Collected data entries:
____
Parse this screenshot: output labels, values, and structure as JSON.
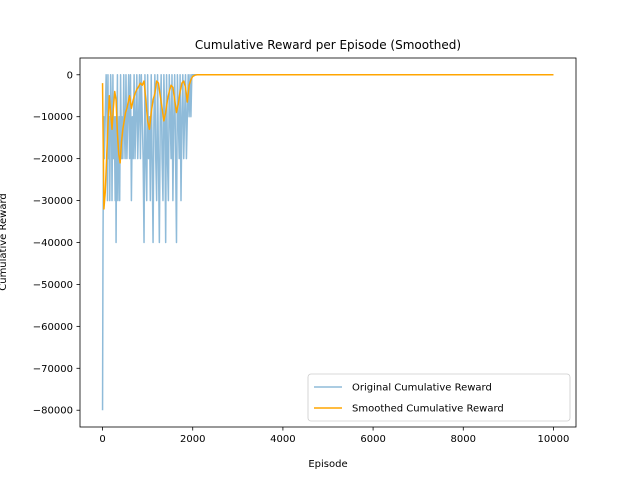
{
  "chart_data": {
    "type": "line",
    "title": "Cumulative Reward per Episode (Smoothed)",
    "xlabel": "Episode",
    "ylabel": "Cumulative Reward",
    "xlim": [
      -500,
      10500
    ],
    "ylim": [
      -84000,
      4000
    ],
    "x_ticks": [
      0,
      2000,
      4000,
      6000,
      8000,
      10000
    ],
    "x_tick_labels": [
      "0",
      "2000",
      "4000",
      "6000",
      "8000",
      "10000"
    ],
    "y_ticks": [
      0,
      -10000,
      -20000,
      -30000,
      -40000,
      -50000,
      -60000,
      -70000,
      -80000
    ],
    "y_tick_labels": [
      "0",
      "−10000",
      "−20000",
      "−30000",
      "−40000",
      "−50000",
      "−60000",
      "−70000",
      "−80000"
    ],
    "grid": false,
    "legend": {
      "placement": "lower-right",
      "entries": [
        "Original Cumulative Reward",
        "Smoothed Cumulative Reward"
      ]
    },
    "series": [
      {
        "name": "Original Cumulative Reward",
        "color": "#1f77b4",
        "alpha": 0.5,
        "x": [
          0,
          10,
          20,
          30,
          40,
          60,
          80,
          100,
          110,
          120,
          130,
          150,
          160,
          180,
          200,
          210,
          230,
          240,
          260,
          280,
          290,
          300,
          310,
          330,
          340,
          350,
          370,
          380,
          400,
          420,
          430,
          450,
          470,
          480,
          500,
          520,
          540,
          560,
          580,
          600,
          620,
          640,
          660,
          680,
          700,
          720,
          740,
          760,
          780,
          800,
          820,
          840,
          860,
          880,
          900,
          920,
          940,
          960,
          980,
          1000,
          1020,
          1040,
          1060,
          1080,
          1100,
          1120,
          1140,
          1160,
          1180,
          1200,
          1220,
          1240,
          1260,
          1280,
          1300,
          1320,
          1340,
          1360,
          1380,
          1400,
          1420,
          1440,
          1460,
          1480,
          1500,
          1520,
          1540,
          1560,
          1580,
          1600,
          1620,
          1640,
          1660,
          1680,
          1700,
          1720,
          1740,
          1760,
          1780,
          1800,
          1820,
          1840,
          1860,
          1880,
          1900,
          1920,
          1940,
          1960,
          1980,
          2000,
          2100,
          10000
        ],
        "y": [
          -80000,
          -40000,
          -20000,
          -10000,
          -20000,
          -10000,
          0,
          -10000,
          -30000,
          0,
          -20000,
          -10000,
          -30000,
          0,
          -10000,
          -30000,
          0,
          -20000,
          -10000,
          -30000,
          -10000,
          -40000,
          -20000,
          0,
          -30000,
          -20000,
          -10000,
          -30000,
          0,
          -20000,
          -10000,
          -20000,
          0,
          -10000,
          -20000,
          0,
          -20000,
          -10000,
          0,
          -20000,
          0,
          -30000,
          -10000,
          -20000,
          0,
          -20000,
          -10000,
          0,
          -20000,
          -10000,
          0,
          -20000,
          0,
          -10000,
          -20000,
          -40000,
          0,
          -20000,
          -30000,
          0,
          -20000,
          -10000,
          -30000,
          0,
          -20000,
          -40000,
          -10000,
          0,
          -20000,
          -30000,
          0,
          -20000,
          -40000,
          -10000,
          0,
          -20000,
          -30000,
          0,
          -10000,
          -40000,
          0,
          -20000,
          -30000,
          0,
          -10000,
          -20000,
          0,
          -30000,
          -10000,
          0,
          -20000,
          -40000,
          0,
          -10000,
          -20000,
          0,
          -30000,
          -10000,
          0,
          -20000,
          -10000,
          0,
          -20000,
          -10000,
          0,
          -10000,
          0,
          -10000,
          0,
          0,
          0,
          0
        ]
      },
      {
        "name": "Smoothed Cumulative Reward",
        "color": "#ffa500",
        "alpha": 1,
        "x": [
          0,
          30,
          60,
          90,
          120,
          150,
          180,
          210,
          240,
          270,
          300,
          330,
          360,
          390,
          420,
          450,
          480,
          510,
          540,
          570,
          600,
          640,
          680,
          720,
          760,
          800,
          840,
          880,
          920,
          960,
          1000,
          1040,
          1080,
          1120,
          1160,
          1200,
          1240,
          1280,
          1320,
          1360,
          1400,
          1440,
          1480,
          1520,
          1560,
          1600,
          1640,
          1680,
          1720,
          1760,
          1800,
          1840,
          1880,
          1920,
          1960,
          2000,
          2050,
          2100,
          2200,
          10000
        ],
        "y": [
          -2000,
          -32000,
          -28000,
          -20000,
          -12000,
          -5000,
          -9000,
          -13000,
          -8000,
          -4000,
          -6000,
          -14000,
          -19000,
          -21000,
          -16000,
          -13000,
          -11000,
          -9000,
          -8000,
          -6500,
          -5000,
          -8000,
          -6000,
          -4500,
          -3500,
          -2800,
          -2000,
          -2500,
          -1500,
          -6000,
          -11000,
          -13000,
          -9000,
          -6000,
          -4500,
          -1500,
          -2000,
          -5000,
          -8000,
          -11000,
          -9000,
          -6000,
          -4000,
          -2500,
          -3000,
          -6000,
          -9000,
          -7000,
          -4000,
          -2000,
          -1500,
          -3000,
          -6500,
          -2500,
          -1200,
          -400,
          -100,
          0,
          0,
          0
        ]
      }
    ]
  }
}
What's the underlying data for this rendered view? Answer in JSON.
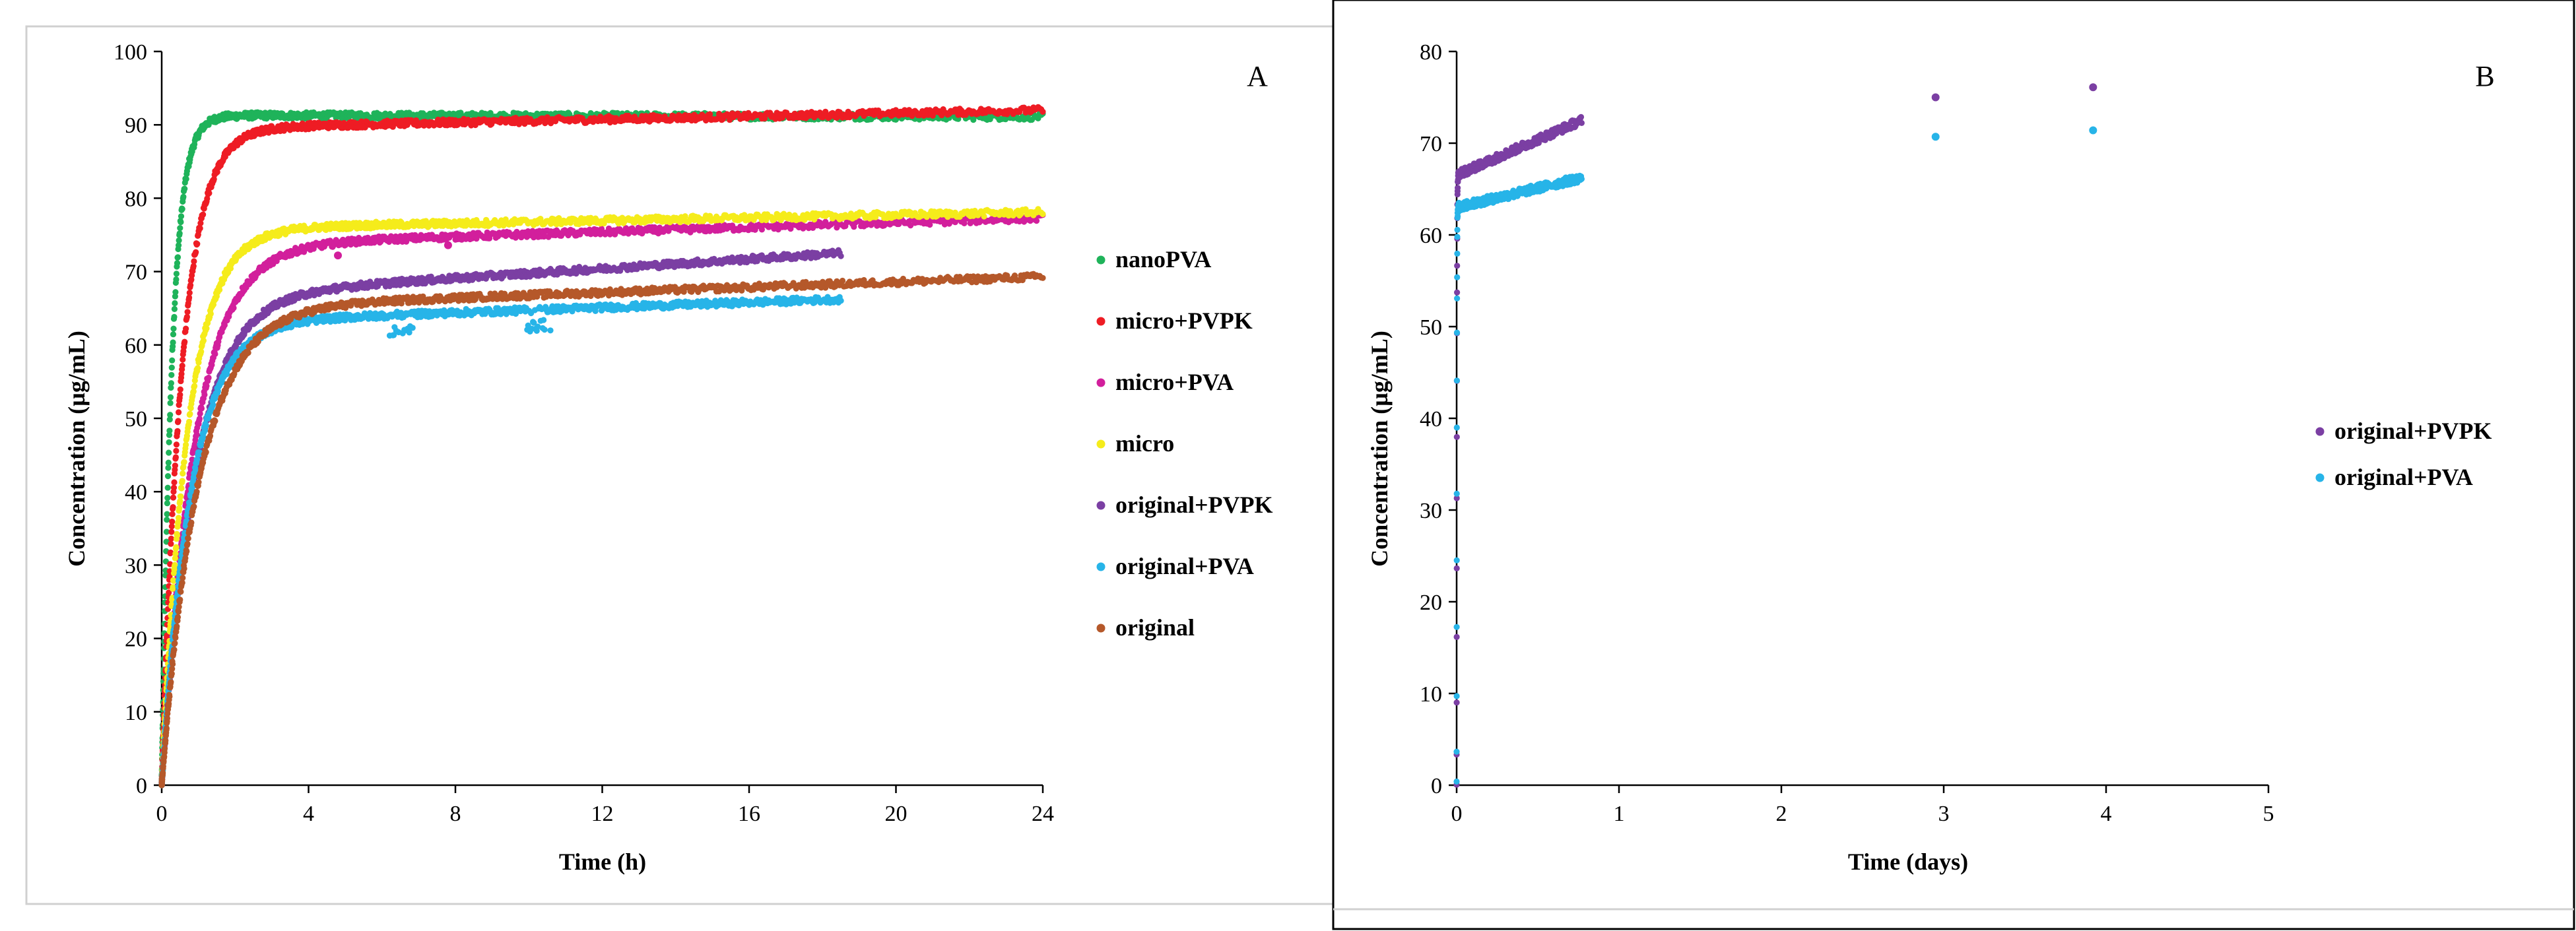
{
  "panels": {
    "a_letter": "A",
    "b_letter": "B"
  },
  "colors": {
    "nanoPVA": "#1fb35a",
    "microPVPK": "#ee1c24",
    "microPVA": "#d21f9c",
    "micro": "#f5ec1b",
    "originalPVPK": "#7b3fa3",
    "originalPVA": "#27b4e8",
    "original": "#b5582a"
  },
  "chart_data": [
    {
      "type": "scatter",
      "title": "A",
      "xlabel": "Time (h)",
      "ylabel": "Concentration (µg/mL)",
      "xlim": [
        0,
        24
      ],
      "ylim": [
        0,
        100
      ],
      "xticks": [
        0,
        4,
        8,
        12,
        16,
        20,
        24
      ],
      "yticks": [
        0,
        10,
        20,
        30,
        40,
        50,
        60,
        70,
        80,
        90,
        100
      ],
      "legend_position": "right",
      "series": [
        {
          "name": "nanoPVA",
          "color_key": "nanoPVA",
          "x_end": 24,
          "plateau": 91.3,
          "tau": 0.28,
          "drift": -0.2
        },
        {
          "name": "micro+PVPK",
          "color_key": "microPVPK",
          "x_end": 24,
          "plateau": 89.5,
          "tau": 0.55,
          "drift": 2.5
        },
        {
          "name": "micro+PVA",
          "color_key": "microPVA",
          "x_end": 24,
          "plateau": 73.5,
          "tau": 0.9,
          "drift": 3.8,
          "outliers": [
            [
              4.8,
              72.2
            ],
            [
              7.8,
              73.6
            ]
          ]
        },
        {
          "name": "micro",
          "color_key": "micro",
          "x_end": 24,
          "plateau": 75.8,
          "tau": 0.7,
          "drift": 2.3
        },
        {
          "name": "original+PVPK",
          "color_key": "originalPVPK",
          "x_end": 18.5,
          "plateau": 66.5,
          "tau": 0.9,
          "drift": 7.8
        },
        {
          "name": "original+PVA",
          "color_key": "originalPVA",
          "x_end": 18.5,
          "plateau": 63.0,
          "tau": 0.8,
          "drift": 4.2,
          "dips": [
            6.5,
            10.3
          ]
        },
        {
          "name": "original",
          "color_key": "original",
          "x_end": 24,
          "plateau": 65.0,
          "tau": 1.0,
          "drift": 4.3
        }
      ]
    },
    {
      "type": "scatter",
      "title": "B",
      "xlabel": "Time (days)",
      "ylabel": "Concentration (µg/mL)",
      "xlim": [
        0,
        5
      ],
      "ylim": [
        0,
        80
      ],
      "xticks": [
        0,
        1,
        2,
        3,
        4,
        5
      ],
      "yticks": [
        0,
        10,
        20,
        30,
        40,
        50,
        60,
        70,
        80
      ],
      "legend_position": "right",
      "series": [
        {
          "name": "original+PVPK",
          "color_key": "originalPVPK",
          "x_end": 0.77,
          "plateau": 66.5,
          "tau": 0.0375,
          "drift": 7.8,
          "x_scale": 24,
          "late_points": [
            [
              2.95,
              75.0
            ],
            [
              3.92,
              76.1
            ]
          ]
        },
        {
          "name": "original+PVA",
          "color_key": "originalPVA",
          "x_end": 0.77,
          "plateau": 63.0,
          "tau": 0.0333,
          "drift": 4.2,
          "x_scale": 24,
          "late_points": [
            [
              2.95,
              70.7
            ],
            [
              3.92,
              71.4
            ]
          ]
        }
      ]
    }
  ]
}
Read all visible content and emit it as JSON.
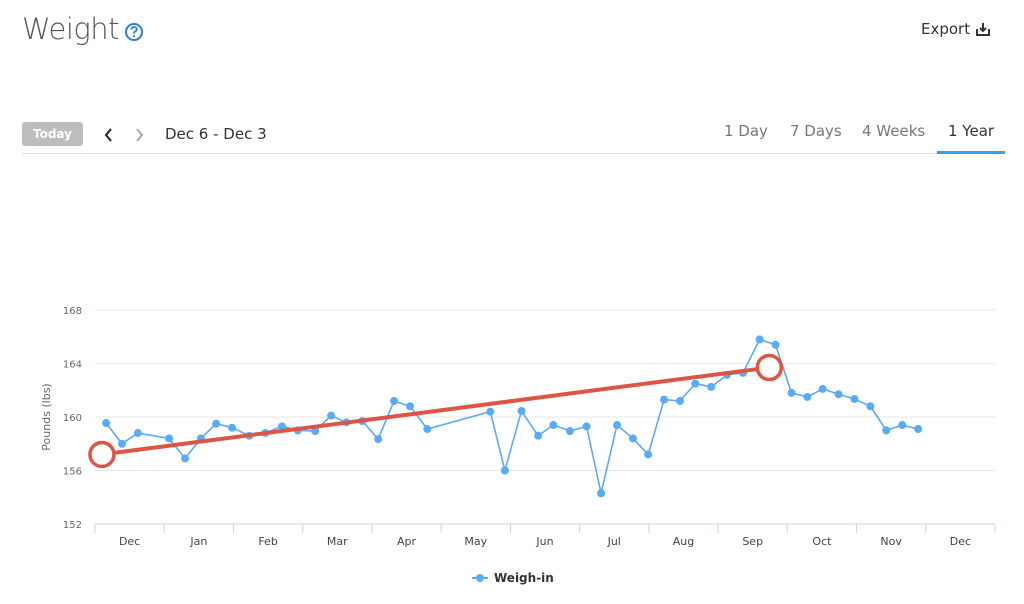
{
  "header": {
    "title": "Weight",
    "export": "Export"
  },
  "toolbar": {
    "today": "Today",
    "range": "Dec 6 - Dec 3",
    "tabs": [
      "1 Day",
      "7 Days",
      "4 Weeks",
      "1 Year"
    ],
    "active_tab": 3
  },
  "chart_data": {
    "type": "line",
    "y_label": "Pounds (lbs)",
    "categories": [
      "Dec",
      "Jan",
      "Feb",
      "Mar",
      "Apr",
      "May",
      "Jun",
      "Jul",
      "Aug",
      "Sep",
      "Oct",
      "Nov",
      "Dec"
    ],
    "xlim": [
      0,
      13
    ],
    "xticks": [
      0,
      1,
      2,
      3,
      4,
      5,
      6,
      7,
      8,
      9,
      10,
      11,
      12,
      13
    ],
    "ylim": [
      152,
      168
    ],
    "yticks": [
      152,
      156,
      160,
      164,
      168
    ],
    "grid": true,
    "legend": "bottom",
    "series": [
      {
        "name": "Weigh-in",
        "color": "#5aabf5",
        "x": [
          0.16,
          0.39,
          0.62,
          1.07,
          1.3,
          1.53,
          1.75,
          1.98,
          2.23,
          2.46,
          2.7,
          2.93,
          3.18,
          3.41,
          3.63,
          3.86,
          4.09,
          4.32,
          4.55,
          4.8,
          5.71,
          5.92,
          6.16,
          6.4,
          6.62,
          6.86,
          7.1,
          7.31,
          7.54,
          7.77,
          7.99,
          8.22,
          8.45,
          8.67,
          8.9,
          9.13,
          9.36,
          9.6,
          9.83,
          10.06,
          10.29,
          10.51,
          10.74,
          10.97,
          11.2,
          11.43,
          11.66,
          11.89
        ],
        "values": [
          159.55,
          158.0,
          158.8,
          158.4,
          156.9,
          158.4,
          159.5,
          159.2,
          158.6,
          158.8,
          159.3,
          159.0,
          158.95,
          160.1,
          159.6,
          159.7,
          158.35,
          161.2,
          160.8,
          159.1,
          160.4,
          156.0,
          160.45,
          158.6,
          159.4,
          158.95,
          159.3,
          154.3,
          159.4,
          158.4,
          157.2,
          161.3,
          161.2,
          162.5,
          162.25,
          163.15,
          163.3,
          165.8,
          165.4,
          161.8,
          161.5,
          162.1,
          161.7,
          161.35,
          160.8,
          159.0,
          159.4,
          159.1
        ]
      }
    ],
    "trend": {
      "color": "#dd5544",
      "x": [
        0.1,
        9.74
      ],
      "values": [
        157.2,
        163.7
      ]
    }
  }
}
____
EXERCISE BRIEF:
Copy out every line from the material above in which the word "drift" appears.

SOLUTION TO THIS EXERCISE:
          "drift": -0.2
          "drift": 2.5
          "drift": 3.8,
          "drift": 2.3
          "drift": 7.8
          "drift": 4.2,
          "drift": 4.3
          "drift": 7.8,
          "drift": 4.2,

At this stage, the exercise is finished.